PROBLEM:
Return all of the entries exactly as written.

ROWS:
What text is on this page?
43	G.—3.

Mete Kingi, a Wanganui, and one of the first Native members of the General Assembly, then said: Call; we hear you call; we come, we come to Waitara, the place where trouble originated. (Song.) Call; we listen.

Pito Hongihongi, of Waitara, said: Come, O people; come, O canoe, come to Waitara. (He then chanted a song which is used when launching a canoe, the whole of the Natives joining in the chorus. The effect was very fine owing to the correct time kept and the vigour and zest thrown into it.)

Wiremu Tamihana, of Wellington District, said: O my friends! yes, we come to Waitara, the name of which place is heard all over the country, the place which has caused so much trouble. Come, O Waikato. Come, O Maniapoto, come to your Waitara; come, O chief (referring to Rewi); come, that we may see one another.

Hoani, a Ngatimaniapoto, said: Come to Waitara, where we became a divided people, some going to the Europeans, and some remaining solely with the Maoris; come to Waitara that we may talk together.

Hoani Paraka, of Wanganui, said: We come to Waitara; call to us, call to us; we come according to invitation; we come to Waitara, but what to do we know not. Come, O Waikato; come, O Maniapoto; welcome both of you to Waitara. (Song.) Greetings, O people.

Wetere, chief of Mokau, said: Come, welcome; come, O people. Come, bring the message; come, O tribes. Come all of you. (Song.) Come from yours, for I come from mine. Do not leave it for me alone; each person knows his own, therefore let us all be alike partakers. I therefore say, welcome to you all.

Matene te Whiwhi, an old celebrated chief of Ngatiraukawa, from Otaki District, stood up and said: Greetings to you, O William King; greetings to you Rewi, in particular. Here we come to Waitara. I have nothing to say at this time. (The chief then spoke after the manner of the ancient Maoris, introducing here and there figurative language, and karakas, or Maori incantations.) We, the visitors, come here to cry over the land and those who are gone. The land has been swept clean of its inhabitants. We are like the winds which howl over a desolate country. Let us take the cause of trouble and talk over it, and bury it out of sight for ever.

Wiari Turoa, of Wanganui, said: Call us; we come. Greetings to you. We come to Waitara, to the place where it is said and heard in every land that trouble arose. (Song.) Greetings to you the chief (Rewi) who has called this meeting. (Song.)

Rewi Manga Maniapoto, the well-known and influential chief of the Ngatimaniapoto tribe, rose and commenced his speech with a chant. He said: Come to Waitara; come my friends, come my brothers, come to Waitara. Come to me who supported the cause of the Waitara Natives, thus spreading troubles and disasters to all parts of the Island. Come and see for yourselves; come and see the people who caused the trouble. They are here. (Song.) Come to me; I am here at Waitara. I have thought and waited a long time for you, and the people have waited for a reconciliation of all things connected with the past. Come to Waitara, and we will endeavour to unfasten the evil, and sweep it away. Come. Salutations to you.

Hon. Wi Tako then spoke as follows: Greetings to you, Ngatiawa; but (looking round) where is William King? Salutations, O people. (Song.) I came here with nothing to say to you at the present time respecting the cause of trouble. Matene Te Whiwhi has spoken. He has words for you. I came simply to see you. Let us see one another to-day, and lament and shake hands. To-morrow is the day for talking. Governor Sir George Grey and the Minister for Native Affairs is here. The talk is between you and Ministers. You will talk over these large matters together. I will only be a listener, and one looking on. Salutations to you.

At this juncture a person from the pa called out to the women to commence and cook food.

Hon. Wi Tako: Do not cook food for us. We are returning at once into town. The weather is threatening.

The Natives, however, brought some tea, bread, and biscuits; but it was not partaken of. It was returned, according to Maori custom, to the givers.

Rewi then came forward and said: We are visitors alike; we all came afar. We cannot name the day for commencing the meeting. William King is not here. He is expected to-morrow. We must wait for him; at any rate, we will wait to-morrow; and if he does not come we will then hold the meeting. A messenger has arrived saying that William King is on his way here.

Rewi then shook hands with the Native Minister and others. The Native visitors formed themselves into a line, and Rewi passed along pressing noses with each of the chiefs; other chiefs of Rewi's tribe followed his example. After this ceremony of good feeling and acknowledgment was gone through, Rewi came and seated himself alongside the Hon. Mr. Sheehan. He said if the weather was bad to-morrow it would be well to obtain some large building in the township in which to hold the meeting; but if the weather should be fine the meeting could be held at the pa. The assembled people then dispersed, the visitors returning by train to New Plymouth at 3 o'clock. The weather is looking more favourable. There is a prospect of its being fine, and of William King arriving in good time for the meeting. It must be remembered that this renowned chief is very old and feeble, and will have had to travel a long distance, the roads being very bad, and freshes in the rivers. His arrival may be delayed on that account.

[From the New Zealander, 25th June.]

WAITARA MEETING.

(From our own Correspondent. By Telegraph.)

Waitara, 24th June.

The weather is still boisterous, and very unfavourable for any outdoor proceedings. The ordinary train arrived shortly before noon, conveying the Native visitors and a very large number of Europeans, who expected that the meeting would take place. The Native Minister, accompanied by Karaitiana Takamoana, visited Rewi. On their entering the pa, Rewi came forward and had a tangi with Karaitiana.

TASK RESPONSE:
What text is on this page?
43	G.—3.

Mete Kingi, a Wanganui, and one of the first Native members of the General Assembly, then said: Call; we hear you call; we come, we come to Waitara, the place where trouble originated. (Song.) Call; we listen.

Pito Hongihongi, of Waitara, said: Come, O people; come, O canoe, come to Waitara. (He then chanted a song which is used when launching a canoe, the whole of the Natives joining in the chorus. The effect was very fine owing to the correct time kept and the vigour and zest thrown into it.)

Wiremu Tamihana, of Wellington District, said: O my friends! yes, we come to Waitara, the name of which place is heard all over the country, the place which has caused so much trouble. Come, O Waikato. Come, O Maniapoto, come to your Waitara; come, O chief (referring to Rewi); come, that we may see one another.

Hoani, a Ngatimaniapoto, said: Come to Waitara, where we became a divided people, some going to the Europeans, and some remaining solely with the Maoris; come to Waitara that we may talk together.

Hoani Paraka, of Wanganui, said: We come to Waitara; call to us, call to us; we come according to invitation; we come to Waitara, but what to do we know not. Come, O Waikato; come, O Maniapoto; welcome both of you to Waitara. (Song.) Greetings, O people.

Wetere, chief of Mokau, said: Come, welcome; come, O people. Come, bring the message; come, O tribes. Come all of you. (Song.) Come from yours, for I come from mine. Do not leave it for me alone; each person knows his own, therefore let us all be alike partakers. I therefore say, welcome to you all.

Matene te Whiwhi, an old celebrated chief of Ngatiraukawa, from Otaki District, stood up and said: Greetings to you, O William King; greetings to you Rewi, in particular. Here we come to Waitara. I have nothing to say at this time. (The chief then spoke after the manner of the ancient Maoris, introducing here and there figurative language, and karakas, or Maori incantations.) We, the visitors, come here to cry over the land and those who are gone. The land has been swept clean of its inhabitants. We are like the winds which howl over a desolate country. Let us take the cause of trouble and talk over it, and bury it out of sight for ever.

Wiari Turoa, of Wanganui, said: Call us; we come. Greetings to you. We come to Waitara, to the place where it is said and heard in every land that trouble arose. (Song.) Greetings to you the chief (Rewi) who has called this meeting. (Song.)

Rewi Manga Maniapoto, the well-known and influential chief of the Ngatimaniapoto tribe, rose and commenced his speech with a chant. He said: Come to Waitara; come my friends, come my brothers, come to Waitara. Come to me who supported the cause of the Waitara Natives, thus spreading troubles and disasters to all parts of the Island. Come and see for yourselves; come and see the people who caused the trouble. They are here. (Song.) Come to me; I am here at Waitara. I have thought and waited a long time for you, and the people have waited for a reconciliation of all things connected with the past. Come to Waitara, and we will endeavour to unfasten the evil, and sweep it away. Come. Salutations to you.

Hon. Wi Tako then spoke as follows: Greetings to you, Ngatiawa; but (looking round) where is William King? Salutations, O people. (Song.) I came here with nothing to say to you at the present time respecting the cause of trouble. Matene Te Whiwhi has spoken. He has words for you. I came simply to see you. Let us see one another to-day, and lament and shake hands. To-morrow is the day for talking. Governor Sir George Grey and the Minister for Native Affairs is here. The talk is between you and Ministers. You will talk over these large matters together. I will only be a listener, and one looking on. Salutations to you.

At this juncture a person from the pa called out to the women to commence and cook food.

Hon. Wi Tako: Do not cook food for us. We are returning at once into town. The weather is threatening.

The Natives, however, brought some tea, bread, and biscuits; but it was not partaken of. It was returned, according to Maori custom, to the givers.

Rewi then came forward and said: We are visitors alike; we all came afar. We cannot name the day for commencing the meeting. William King is not here. He is expected to-morrow. We must wait for him; at any rate, we will wait to-morrow; and if he does not come we will then hold the meeting. A messenger has arrived saying that William King is on his way here.

Rewi then shook hands with the Native Minister and others. The Native visitors formed themselves into a line, and Rewi passed along pressing noses with each of the chiefs; other chiefs of Rewi's tribe followed his example. After this ceremony of good feeling and acknowledgment was gone through, Rewi came and seated himself alongside the Hon. Mr. Sheehan. He said if the weather was bad to-morrow it would be well to obtain some large building in the township in which to hold the meeting; but if the weather should be fine the meeting could be held at the pa. The assembled people then dispersed, the visitors returning by train to New Plymouth at 3 o'clock. The weather is looking more favourable. There is a prospect of its being fine, and of William King arriving in good time for the meeting. It must be remembered that this renowned chief is very old and feeble, and will have had to travel a long distance, the roads being very bad, and freshes in the rivers. His arrival may be delayed on that account.

[From the New Zealander, 25th June.]

WAITARA MEETING.

(From our own Correspondent. By Telegraph.)

Waitara, 24th June.

The weather is still boisterous, and very unfavourable for any outdoor proceedings. The ordinary train arrived shortly before noon, conveying the Native visitors and a very large number of Europeans, who expected that the meeting would take place. The Native Minister, accompanied by Karaitiana Takamoana, visited Rewi. On their entering the pa, Rewi came forward and had a tangi with Karaitiana.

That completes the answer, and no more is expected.